Extract the text of every entry below exactly; leave images out.

******

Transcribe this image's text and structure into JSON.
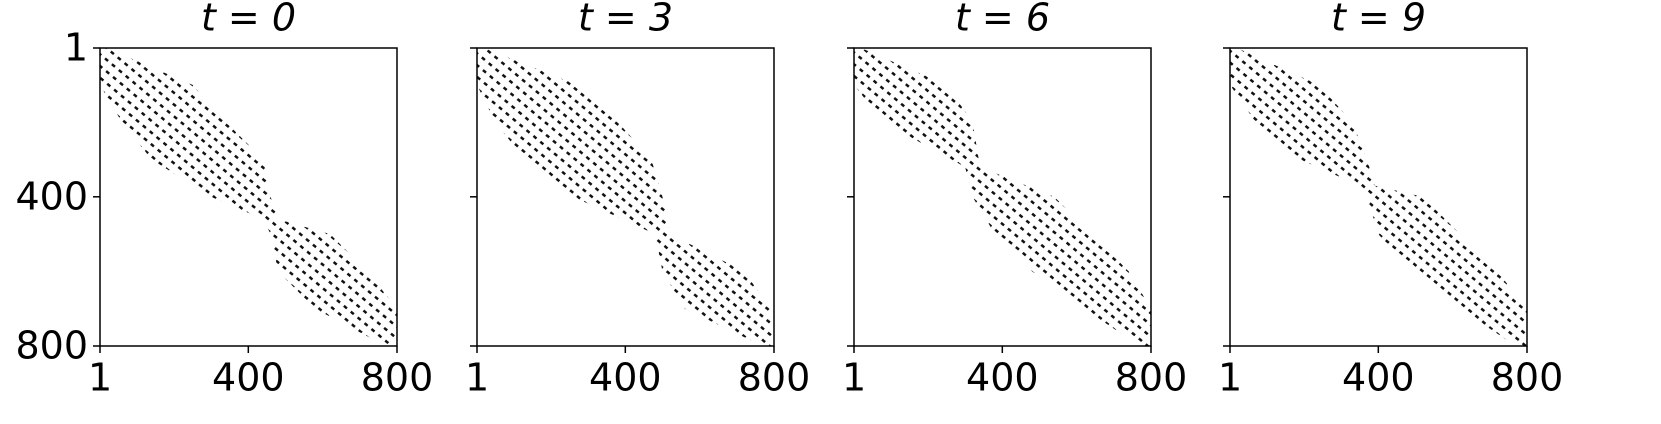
{
  "chart_data": [
    {
      "type": "spy",
      "title": "t = 0",
      "xlim": [
        1,
        800
      ],
      "ylim": [
        1,
        800
      ],
      "y_inverted": true,
      "xticks": [
        1,
        400,
        800
      ],
      "yticks": [
        1,
        400,
        800
      ],
      "ytick_labels": true,
      "color": "#000000",
      "rows": [
        1,
        100,
        200,
        300,
        400,
        460,
        500,
        600,
        700,
        800
      ],
      "col_start": [
        1,
        1,
        60,
        140,
        300,
        440,
        460,
        480,
        580,
        770
      ],
      "col_end": [
        20,
        250,
        340,
        440,
        460,
        480,
        620,
        720,
        800,
        800
      ]
    },
    {
      "type": "spy",
      "title": "t = 3",
      "xlim": [
        1,
        800
      ],
      "ylim": [
        1,
        800
      ],
      "y_inverted": true,
      "xticks": [
        1,
        400,
        800
      ],
      "yticks": [
        1,
        400,
        800
      ],
      "ytick_labels": false,
      "color": "#000000",
      "rows": [
        1,
        100,
        200,
        300,
        400,
        500,
        600,
        700,
        800
      ],
      "col_start": [
        1,
        1,
        50,
        130,
        260,
        480,
        500,
        560,
        770
      ],
      "col_end": [
        20,
        270,
        380,
        470,
        500,
        520,
        720,
        790,
        800
      ]
    },
    {
      "type": "spy",
      "title": "t = 6",
      "xlim": [
        1,
        800
      ],
      "ylim": [
        1,
        800
      ],
      "y_inverted": true,
      "xticks": [
        1,
        400,
        800
      ],
      "yticks": [
        1,
        400,
        800
      ],
      "ytick_labels": false,
      "color": "#000000",
      "rows": [
        1,
        100,
        200,
        320,
        400,
        500,
        600,
        700,
        800
      ],
      "col_start": [
        1,
        1,
        80,
        300,
        320,
        380,
        480,
        620,
        770
      ],
      "col_end": [
        20,
        250,
        320,
        340,
        540,
        640,
        740,
        800,
        800
      ]
    },
    {
      "type": "spy",
      "title": "t = 9",
      "xlim": [
        1,
        800
      ],
      "ylim": [
        1,
        800
      ],
      "y_inverted": true,
      "xticks": [
        1,
        400,
        800
      ],
      "yticks": [
        1,
        400,
        800
      ],
      "ytick_labels": false,
      "color": "#000000",
      "rows": [
        1,
        100,
        200,
        300,
        370,
        400,
        500,
        600,
        700,
        800
      ],
      "col_start": [
        1,
        1,
        70,
        190,
        350,
        370,
        400,
        490,
        620,
        770
      ],
      "col_end": [
        20,
        240,
        330,
        370,
        390,
        520,
        620,
        720,
        800,
        800
      ]
    }
  ]
}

******

● Result of the exercise:
Transcribe this image's text and structure into JSON.
{
  "chart_data": [
    {
      "type": "spy",
      "title": "t = 0",
      "xlim": [
        1,
        800
      ],
      "ylim": [
        1,
        800
      ],
      "y_inverted": true,
      "xticks": [
        1,
        400,
        800
      ],
      "yticks": [
        1,
        400,
        800
      ],
      "ytick_labels": true,
      "color": "#000000",
      "rows": [
        1,
        100,
        200,
        300,
        400,
        460,
        500,
        600,
        700,
        800
      ],
      "col_start": [
        1,
        1,
        60,
        140,
        300,
        440,
        460,
        480,
        580,
        770
      ],
      "col_end": [
        20,
        250,
        340,
        440,
        460,
        480,
        620,
        720,
        800,
        800
      ]
    },
    {
      "type": "spy",
      "title": "t = 3",
      "xlim": [
        1,
        800
      ],
      "ylim": [
        1,
        800
      ],
      "y_inverted": true,
      "xticks": [
        1,
        400,
        800
      ],
      "yticks": [
        1,
        400,
        800
      ],
      "ytick_labels": false,
      "color": "#000000",
      "rows": [
        1,
        100,
        200,
        300,
        400,
        500,
        600,
        700,
        800
      ],
      "col_start": [
        1,
        1,
        50,
        130,
        260,
        480,
        500,
        560,
        770
      ],
      "col_end": [
        20,
        270,
        380,
        470,
        500,
        520,
        720,
        790,
        800
      ]
    },
    {
      "type": "spy",
      "title": "t = 6",
      "xlim": [
        1,
        800
      ],
      "ylim": [
        1,
        800
      ],
      "y_inverted": true,
      "xticks": [
        1,
        400,
        800
      ],
      "yticks": [
        1,
        400,
        800
      ],
      "ytick_labels": false,
      "color": "#000000",
      "rows": [
        1,
        100,
        200,
        320,
        400,
        500,
        600,
        700,
        800
      ],
      "col_start": [
        1,
        1,
        80,
        300,
        320,
        380,
        480,
        620,
        770
      ],
      "col_end": [
        20,
        250,
        320,
        340,
        540,
        640,
        740,
        800,
        800
      ]
    },
    {
      "type": "spy",
      "title": "t = 9",
      "xlim": [
        1,
        800
      ],
      "ylim": [
        1,
        800
      ],
      "y_inverted": true,
      "xticks": [
        1,
        400,
        800
      ],
      "yticks": [
        1,
        400,
        800
      ],
      "ytick_labels": false,
      "color": "#000000",
      "rows": [
        1,
        100,
        200,
        300,
        370,
        400,
        500,
        600,
        700,
        800
      ],
      "col_start": [
        1,
        1,
        70,
        190,
        350,
        370,
        400,
        490,
        620,
        770
      ],
      "col_end": [
        20,
        240,
        330,
        370,
        390,
        520,
        620,
        720,
        800,
        800
      ]
    }
  ]
}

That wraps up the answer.